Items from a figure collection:
────────────────

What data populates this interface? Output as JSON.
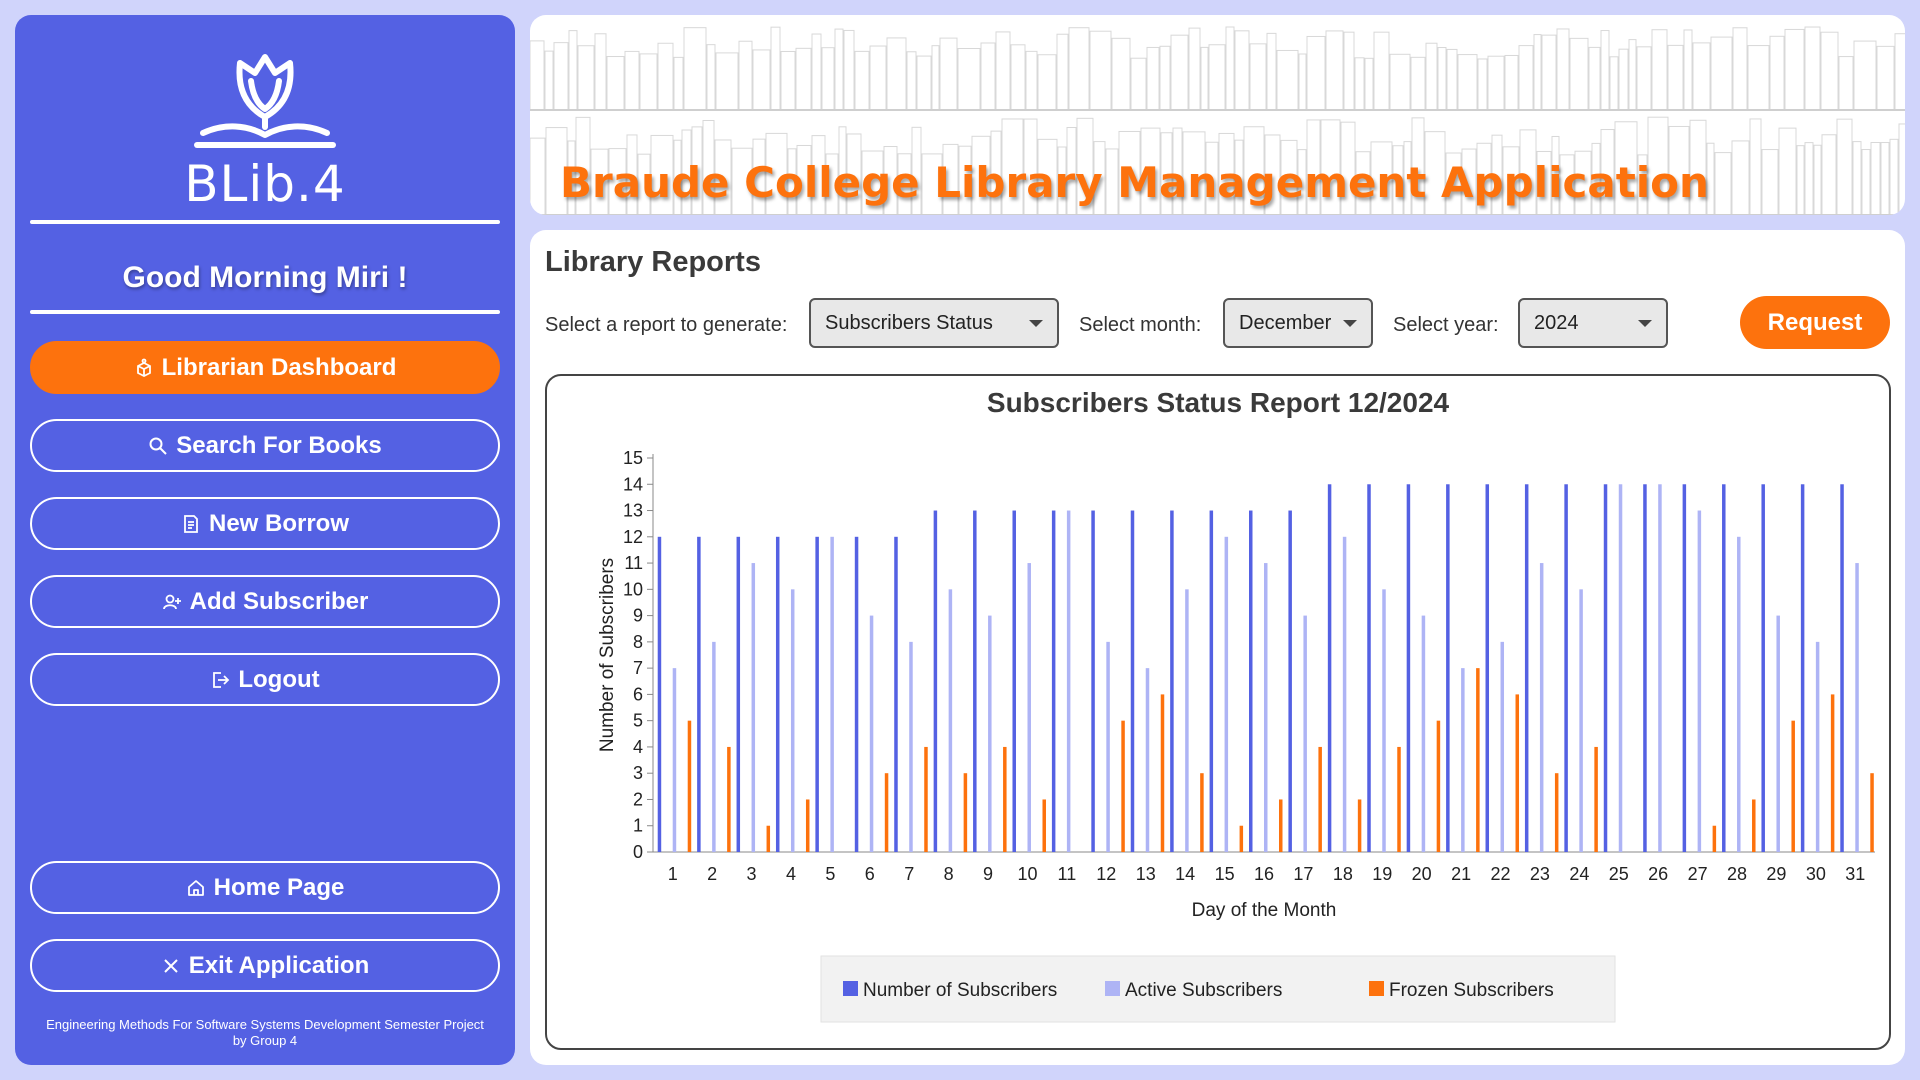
{
  "sidebar": {
    "logo_text": "BLib.4",
    "greeting": "Good Morning Miri !",
    "nav": [
      {
        "label": "Librarian Dashboard",
        "icon": "box-icon"
      },
      {
        "label": "Search For Books",
        "icon": "search-icon"
      },
      {
        "label": "New Borrow",
        "icon": "document-icon"
      },
      {
        "label": "Add Subscriber",
        "icon": "add-user-icon"
      },
      {
        "label": "Logout",
        "icon": "logout-icon"
      }
    ],
    "home_label": "Home Page",
    "exit_label": "Exit Application",
    "footer_line1": "Engineering Methods For Software Systems Development Semester Project",
    "footer_line2": "by Group 4"
  },
  "header": {
    "title": "Braude College Library Management Application"
  },
  "reports": {
    "section_title": "Library Reports",
    "report_label": "Select a report to generate:",
    "report_value": "Subscribers Status",
    "month_label": "Select month:",
    "month_value": "December",
    "year_label": "Select year:",
    "year_value": "2024",
    "request_label": "Request"
  },
  "colors": {
    "sidebar": "#5461e3",
    "accent": "#fd720d",
    "series_total": "#5461e3",
    "series_active": "#aeb4f5",
    "series_frozen": "#fd720d"
  },
  "chart_data": {
    "type": "bar",
    "title": "Subscribers Status Report 12/2024",
    "xlabel": "Day of the Month",
    "ylabel": "Number of Subscribers",
    "ylim": [
      0,
      15
    ],
    "legend_position": "bottom",
    "categories": [
      "1",
      "2",
      "3",
      "4",
      "5",
      "6",
      "7",
      "8",
      "9",
      "10",
      "11",
      "12",
      "13",
      "14",
      "15",
      "16",
      "17",
      "18",
      "19",
      "20",
      "21",
      "22",
      "23",
      "24",
      "25",
      "26",
      "27",
      "28",
      "29",
      "30",
      "31"
    ],
    "series": [
      {
        "name": "Number of Subscribers",
        "values": [
          12,
          12,
          12,
          12,
          12,
          12,
          12,
          13,
          13,
          13,
          13,
          13,
          13,
          13,
          13,
          13,
          13,
          14,
          14,
          14,
          14,
          14,
          14,
          14,
          14,
          14,
          14,
          14,
          14,
          14,
          14
        ]
      },
      {
        "name": "Active Subscribers",
        "values": [
          7,
          8,
          11,
          10,
          12,
          9,
          8,
          10,
          9,
          11,
          13,
          8,
          7,
          10,
          12,
          11,
          9,
          12,
          10,
          9,
          7,
          8,
          11,
          10,
          14,
          14,
          13,
          12,
          9,
          8,
          11
        ]
      },
      {
        "name": "Frozen Subscribers",
        "values": [
          5,
          4,
          1,
          2,
          0,
          3,
          4,
          3,
          4,
          2,
          0,
          5,
          6,
          3,
          1,
          2,
          4,
          2,
          4,
          5,
          7,
          6,
          3,
          4,
          0,
          0,
          1,
          2,
          5,
          6,
          3
        ]
      }
    ]
  }
}
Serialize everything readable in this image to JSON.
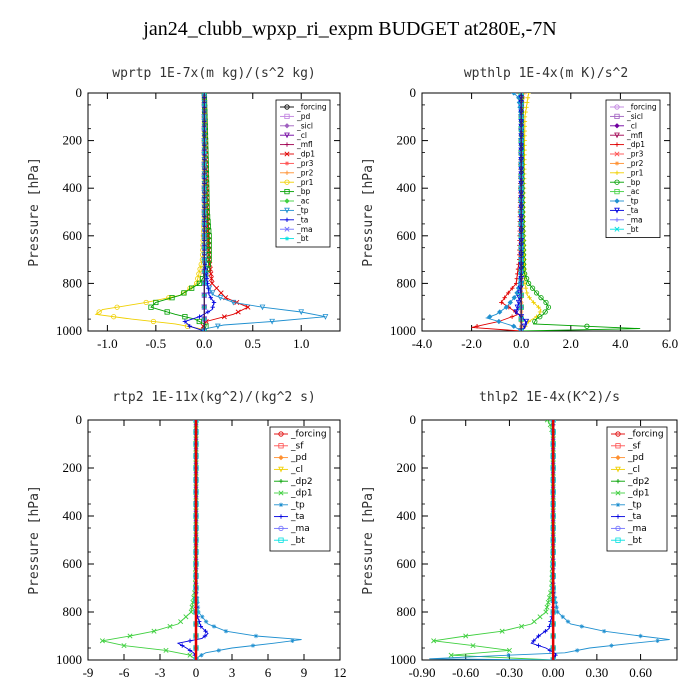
{
  "figure": {
    "title": "jan24_clubb_wpxp_ri_expm  BUDGET at280E,-7N"
  },
  "chart_data": [
    {
      "type": "line",
      "title": "wprtp   1E-7x(m kg)/(s^2 kg)",
      "ylabel": "Pressure [hPa]",
      "xlim": [
        -1.2,
        1.4
      ],
      "ylim": [
        1000,
        0
      ],
      "xticks": [
        -1.0,
        -0.5,
        0.0,
        0.5,
        1.0
      ],
      "xtick_labels": [
        "-1.0",
        "-0.5",
        "0.0",
        "0.5",
        "1.0"
      ],
      "yticks": [
        0,
        200,
        400,
        600,
        800,
        1000
      ],
      "grid": false,
      "legend": "top-right",
      "series": [
        {
          "name": "_forcing",
          "color": "#000000",
          "p": [
            0,
            1000
          ],
          "x": [
            0,
            0
          ]
        },
        {
          "name": "_pd",
          "color": "#c080e0",
          "p": [
            0,
            1000
          ],
          "x": [
            0,
            0
          ]
        },
        {
          "name": "_sicl",
          "color": "#a060c0",
          "p": [
            0,
            1000
          ],
          "x": [
            0,
            0
          ]
        },
        {
          "name": "_cl",
          "color": "#7000a0",
          "p": [
            0,
            1000
          ],
          "x": [
            0,
            0
          ]
        },
        {
          "name": "_mfl",
          "color": "#a00050",
          "p": [
            0,
            1000
          ],
          "x": [
            0,
            0
          ]
        },
        {
          "name": "_dp1",
          "color": "#e00000",
          "p": [
            0,
            100,
            300,
            500,
            600,
            700,
            800,
            860,
            900,
            930,
            960,
            985,
            1000
          ],
          "x": [
            0,
            0.01,
            0.02,
            0.03,
            0.04,
            0.05,
            0.08,
            0.22,
            0.45,
            0.3,
            0.02,
            -0.02,
            0
          ]
        },
        {
          "name": "_pr3",
          "color": "#ff5050",
          "p": [
            0,
            1000
          ],
          "x": [
            0,
            0
          ]
        },
        {
          "name": "_pr2",
          "color": "#ff9030",
          "p": [
            0,
            1000
          ],
          "x": [
            0,
            0
          ]
        },
        {
          "name": "_pr1",
          "color": "#f0d000",
          "p": [
            0,
            500,
            700,
            800,
            850,
            880,
            910,
            930,
            950,
            970,
            990,
            1000
          ],
          "x": [
            0,
            0,
            -0.02,
            -0.08,
            -0.25,
            -0.6,
            -1.05,
            -1.12,
            -0.75,
            -0.3,
            -0.05,
            0
          ]
        },
        {
          "name": "_bp",
          "color": "#00a000",
          "p": [
            0,
            300,
            500,
            600,
            700,
            750,
            800,
            850,
            880,
            900,
            930,
            950,
            975,
            990,
            1000
          ],
          "x": [
            0,
            0.02,
            0.03,
            0.05,
            0.05,
            0.03,
            -0.05,
            -0.25,
            -0.5,
            -0.55,
            -0.3,
            -0.1,
            0.02,
            0.01,
            0
          ]
        },
        {
          "name": "_ac",
          "color": "#40d040",
          "p": [
            0,
            1000
          ],
          "x": [
            0,
            0
          ]
        },
        {
          "name": "_tp",
          "color": "#2090d0",
          "p": [
            0,
            700,
            800,
            850,
            880,
            900,
            920,
            940,
            960,
            975,
            990,
            1000
          ],
          "x": [
            0,
            0,
            0.02,
            0.1,
            0.3,
            0.6,
            1.0,
            1.25,
            0.7,
            0.2,
            0.02,
            0
          ]
        },
        {
          "name": "_ta",
          "color": "#0000e0",
          "p": [
            0,
            700,
            850,
            880,
            910,
            940,
            960,
            980,
            1000
          ],
          "x": [
            0,
            0,
            0.05,
            0.1,
            0.08,
            -0.05,
            -0.2,
            -0.15,
            0
          ]
        },
        {
          "name": "_ma",
          "color": "#7070ff",
          "p": [
            0,
            1000
          ],
          "x": [
            0,
            0
          ]
        },
        {
          "name": "_bt",
          "color": "#00e0e0",
          "p": [
            0,
            1000
          ],
          "x": [
            0,
            0
          ]
        }
      ]
    },
    {
      "type": "line",
      "title": "wpthlp   1E-4x(m K)/s^2",
      "ylabel": "Pressure [hPa]",
      "xlim": [
        -4.0,
        6.0
      ],
      "ylim": [
        1000,
        0
      ],
      "xticks": [
        -4.0,
        -2.0,
        0.0,
        2.0,
        4.0,
        6.0
      ],
      "xtick_labels": [
        "-4.0",
        "-2.0",
        "0.0",
        "2.0",
        "4.0",
        "6.0"
      ],
      "yticks": [
        0,
        200,
        400,
        600,
        800,
        1000
      ],
      "grid": false,
      "legend": "top-right",
      "series": [
        {
          "name": "_forcing",
          "color": "#c080e0",
          "p": [
            0,
            1000
          ],
          "x": [
            0,
            0
          ]
        },
        {
          "name": "_sicl",
          "color": "#a060c0",
          "p": [
            0,
            1000
          ],
          "x": [
            0,
            0
          ]
        },
        {
          "name": "_cl",
          "color": "#7000a0",
          "p": [
            0,
            1000
          ],
          "x": [
            0,
            0
          ]
        },
        {
          "name": "_mfl",
          "color": "#a00050",
          "p": [
            0,
            1000
          ],
          "x": [
            0,
            0
          ]
        },
        {
          "name": "_dp1",
          "color": "#e00000",
          "p": [
            0,
            200,
            500,
            700,
            800,
            850,
            880,
            900,
            930,
            960,
            985,
            1000
          ],
          "x": [
            0,
            -0.02,
            -0.05,
            -0.08,
            -0.2,
            -0.6,
            -0.8,
            -0.5,
            -0.1,
            -0.9,
            -2.0,
            0
          ]
        },
        {
          "name": "_pr3",
          "color": "#ff5050",
          "p": [
            0,
            1000
          ],
          "x": [
            0,
            0
          ]
        },
        {
          "name": "_pr2",
          "color": "#ff9030",
          "p": [
            0,
            50,
            500,
            1000
          ],
          "x": [
            0.1,
            0.05,
            0.02,
            0
          ]
        },
        {
          "name": "_pr1",
          "color": "#f0d000",
          "p": [
            0,
            100,
            500,
            800,
            850,
            880,
            910,
            935,
            960,
            990,
            1000
          ],
          "x": [
            0.3,
            0.15,
            0.1,
            0.15,
            0.25,
            0.5,
            0.8,
            0.7,
            0.3,
            0.1,
            0
          ]
        },
        {
          "name": "_bp",
          "color": "#00a000",
          "p": [
            0,
            500,
            750,
            800,
            850,
            880,
            900,
            930,
            950,
            970,
            990,
            1000
          ],
          "x": [
            0,
            0.05,
            0.1,
            0.3,
            0.7,
            1.0,
            1.1,
            0.9,
            0.6,
            0.5,
            4.8,
            0
          ]
        },
        {
          "name": "_ac",
          "color": "#40d040",
          "p": [
            0,
            1000
          ],
          "x": [
            0,
            0
          ]
        },
        {
          "name": "_tp",
          "color": "#2090d0",
          "p": [
            0,
            20,
            100,
            700,
            800,
            850,
            900,
            930,
            945,
            960,
            980,
            1000
          ],
          "x": [
            -0.3,
            -0.1,
            0,
            0,
            -0.05,
            -0.2,
            -0.6,
            -1.0,
            -1.4,
            -0.9,
            -0.3,
            0
          ]
        },
        {
          "name": "_ta",
          "color": "#0000e0",
          "p": [
            0,
            800,
            880,
            920,
            960,
            990,
            1000
          ],
          "x": [
            0,
            0,
            -0.1,
            -0.2,
            0.2,
            0.1,
            0
          ]
        },
        {
          "name": "_ma",
          "color": "#7070ff",
          "p": [
            0,
            1000
          ],
          "x": [
            0,
            0
          ]
        },
        {
          "name": "_bt",
          "color": "#00e0e0",
          "p": [
            0,
            1000
          ],
          "x": [
            0,
            0
          ]
        }
      ]
    },
    {
      "type": "line",
      "title": "rtp2   1E-11x(kg^2)/(kg^2 s)",
      "ylabel": "Pressure [hPa]",
      "xlim": [
        -9,
        12
      ],
      "ylim": [
        1000,
        0
      ],
      "xticks": [
        -9,
        -6,
        -3,
        0,
        3,
        6,
        9,
        12
      ],
      "xtick_labels": [
        "-9",
        "-6",
        "-3",
        "0",
        "3",
        "6",
        "9",
        "12"
      ],
      "yticks": [
        0,
        200,
        400,
        600,
        800,
        1000
      ],
      "grid": false,
      "legend": "top-right",
      "series": [
        {
          "name": "_forcing",
          "color": "#e00000",
          "p": [
            0,
            1000
          ],
          "x": [
            0,
            0
          ]
        },
        {
          "name": "_sf",
          "color": "#ff5050",
          "p": [
            0,
            1000
          ],
          "x": [
            0,
            0
          ]
        },
        {
          "name": "_pd",
          "color": "#ff9030",
          "p": [
            0,
            1000
          ],
          "x": [
            0,
            0
          ]
        },
        {
          "name": "_cl",
          "color": "#f0d000",
          "p": [
            0,
            1000
          ],
          "x": [
            0,
            0
          ]
        },
        {
          "name": "_dp2",
          "color": "#00a000",
          "p": [
            0,
            1000
          ],
          "x": [
            0,
            0
          ]
        },
        {
          "name": "_dp1",
          "color": "#40d040",
          "p": [
            0,
            500,
            700,
            800,
            850,
            880,
            900,
            920,
            940,
            960,
            980,
            1000
          ],
          "x": [
            0,
            0,
            -0.05,
            -0.4,
            -1.5,
            -3.5,
            -5.5,
            -7.8,
            -6.0,
            -2.5,
            -0.5,
            0
          ]
        },
        {
          "name": "_tp",
          "color": "#2090d0",
          "p": [
            0,
            700,
            800,
            850,
            880,
            900,
            915,
            930,
            950,
            970,
            990,
            1000
          ],
          "x": [
            0,
            0,
            0.2,
            1.0,
            2.5,
            5.0,
            8.8,
            6.5,
            3.0,
            0.8,
            0.1,
            0
          ]
        },
        {
          "name": "_ta",
          "color": "#0000e0",
          "p": [
            0,
            800,
            860,
            890,
            910,
            930,
            950,
            970,
            990,
            1000
          ],
          "x": [
            0,
            0,
            0.4,
            1.0,
            0.5,
            -1.5,
            -0.8,
            -0.2,
            0,
            0
          ]
        },
        {
          "name": "_ma",
          "color": "#7070ff",
          "p": [
            0,
            1000
          ],
          "x": [
            0,
            0
          ]
        },
        {
          "name": "_bt",
          "color": "#00e0e0",
          "p": [
            0,
            1000
          ],
          "x": [
            0,
            0
          ]
        }
      ]
    },
    {
      "type": "line",
      "title": "thlp2   1E-4x(K^2)/s",
      "ylabel": "Pressure [hPa]",
      "xlim": [
        -0.9,
        0.85
      ],
      "ylim": [
        1000,
        0
      ],
      "xticks": [
        -0.9,
        -0.6,
        -0.3,
        0.0,
        0.3,
        0.6
      ],
      "xtick_labels": [
        "-0.90",
        "-0.60",
        "-0.30",
        "0.00",
        "0.30",
        "0.60"
      ],
      "yticks": [
        0,
        200,
        400,
        600,
        800,
        1000
      ],
      "grid": false,
      "legend": "top-right",
      "series": [
        {
          "name": "_forcing",
          "color": "#e00000",
          "p": [
            0,
            1000
          ],
          "x": [
            0,
            0
          ]
        },
        {
          "name": "_sf",
          "color": "#ff5050",
          "p": [
            0,
            1000
          ],
          "x": [
            0,
            0
          ]
        },
        {
          "name": "_pd",
          "color": "#ff9030",
          "p": [
            0,
            1000
          ],
          "x": [
            0,
            0
          ]
        },
        {
          "name": "_cl",
          "color": "#f0d000",
          "p": [
            0,
            1000
          ],
          "x": [
            0,
            0
          ]
        },
        {
          "name": "_dp2",
          "color": "#00a000",
          "p": [
            0,
            1000
          ],
          "x": [
            0,
            0
          ]
        },
        {
          "name": "_dp1",
          "color": "#40d040",
          "p": [
            0,
            20,
            60,
            200,
            500,
            700,
            800,
            850,
            880,
            900,
            920,
            940,
            960,
            980,
            1000
          ],
          "x": [
            -0.04,
            -0.02,
            0,
            0,
            0,
            -0.01,
            -0.05,
            -0.15,
            -0.35,
            -0.6,
            -0.82,
            -0.55,
            -0.3,
            -0.7,
            0
          ]
        },
        {
          "name": "_tp",
          "color": "#2090d0",
          "p": [
            0,
            700,
            800,
            850,
            880,
            900,
            915,
            930,
            950,
            970,
            985,
            995,
            1000
          ],
          "x": [
            0,
            0,
            0.03,
            0.12,
            0.35,
            0.6,
            0.8,
            0.55,
            0.25,
            0.08,
            -0.5,
            -0.85,
            0
          ]
        },
        {
          "name": "_ta",
          "color": "#0000e0",
          "p": [
            0,
            800,
            870,
            900,
            930,
            950,
            975,
            1000
          ],
          "x": [
            0,
            0,
            -0.03,
            -0.1,
            -0.15,
            -0.05,
            0.02,
            0
          ]
        },
        {
          "name": "_ma",
          "color": "#7070ff",
          "p": [
            0,
            1000
          ],
          "x": [
            0,
            0
          ]
        },
        {
          "name": "_bt",
          "color": "#00e0e0",
          "p": [
            0,
            1000
          ],
          "x": [
            0,
            0
          ]
        }
      ]
    }
  ]
}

────────────────

DIRECTIONS FOR THIS TASK:
Filter the records above for "icon" and copy every matching line.

OUTPUT OF THE EXERCISE:
        "icon": "box-icon"
        "icon": "search-icon"
        "icon": "document-icon"
        "icon": "add-user-icon"
        "icon": "logout-icon"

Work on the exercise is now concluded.